• Problem to work on
Find each line in the records that contains the string "stops" and copy those lines out in full. Matches must have the same uppercase and lowercase letters.
[Dataset excerpts start]
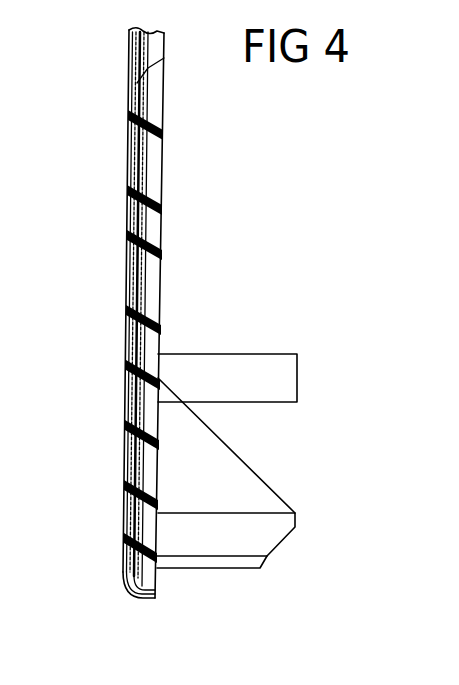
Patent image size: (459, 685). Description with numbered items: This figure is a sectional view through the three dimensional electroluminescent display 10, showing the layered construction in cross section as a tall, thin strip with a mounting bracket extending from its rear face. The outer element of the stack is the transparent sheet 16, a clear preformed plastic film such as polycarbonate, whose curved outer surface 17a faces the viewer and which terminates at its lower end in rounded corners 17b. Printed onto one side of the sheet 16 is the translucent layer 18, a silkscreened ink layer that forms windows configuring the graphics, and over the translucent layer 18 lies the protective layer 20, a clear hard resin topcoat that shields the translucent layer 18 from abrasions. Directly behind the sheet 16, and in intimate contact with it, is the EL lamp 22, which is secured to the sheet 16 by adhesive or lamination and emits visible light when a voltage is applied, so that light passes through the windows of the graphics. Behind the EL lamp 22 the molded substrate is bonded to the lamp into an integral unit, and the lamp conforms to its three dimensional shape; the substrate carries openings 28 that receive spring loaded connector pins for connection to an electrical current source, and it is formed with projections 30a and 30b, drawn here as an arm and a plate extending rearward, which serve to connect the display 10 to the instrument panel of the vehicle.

The three dimensional electroluminescent display 10 is at (279, 131).
The sheet 16 is at (147, 275).
The curved outer surface 17a is at (128, 206).
The rounded corners 17b is at (147, 598).
The translucent layer 18 is at (137, 311).
The protective layer 20 is at (135, 277).
The EL lamp 22 is at (152, 205).
The openings 28 is at (155, 158).
The projection 30a is at (262, 497).
The projection 30b is at (283, 378).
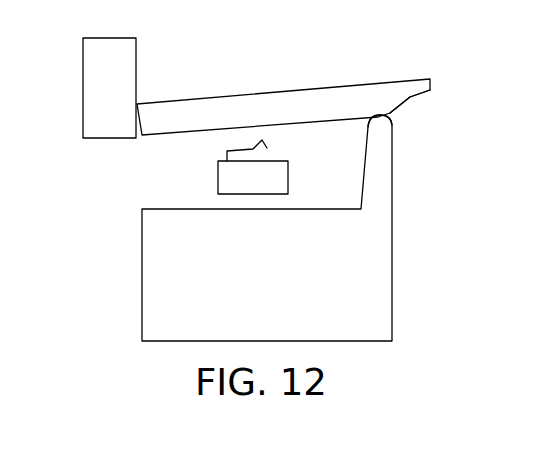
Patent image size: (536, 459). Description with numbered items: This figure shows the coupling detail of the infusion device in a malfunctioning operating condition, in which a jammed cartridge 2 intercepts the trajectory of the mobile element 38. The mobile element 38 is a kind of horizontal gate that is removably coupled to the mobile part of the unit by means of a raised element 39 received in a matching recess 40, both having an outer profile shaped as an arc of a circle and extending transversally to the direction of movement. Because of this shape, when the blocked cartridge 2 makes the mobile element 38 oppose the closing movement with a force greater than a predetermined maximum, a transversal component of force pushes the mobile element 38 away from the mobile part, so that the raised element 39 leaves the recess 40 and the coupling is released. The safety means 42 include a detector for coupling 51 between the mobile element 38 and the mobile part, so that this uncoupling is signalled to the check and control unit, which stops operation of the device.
[Dataset excerpts end]
• Exercise answer
Patent image size: (536, 459). Description with numbered items: This figure shows the coupling detail of the infusion device in a malfunctioning operating condition, in which a jammed cartridge 2 intercepts the trajectory of the mobile element 38. The mobile element 38 is a kind of horizontal gate that is removably coupled to the mobile part of the unit by means of a raised element 39 received in a matching recess 40, both having an outer profile shaped as an arc of a circle and extending transversally to the direction of movement. Because of this shape, when the blocked cartridge 2 makes the mobile element 38 oppose the closing movement with a force greater than a predetermined maximum, a transversal component of force pushes the mobile element 38 away from the mobile part, so that the raised element 39 leaves the recess 40 and the coupling is released. The safety means 42 include a detector for coupling 51 between the mobile element 38 and the mobile part, so that this uncoupling is signalled to the check and control unit, which stops operation of the device.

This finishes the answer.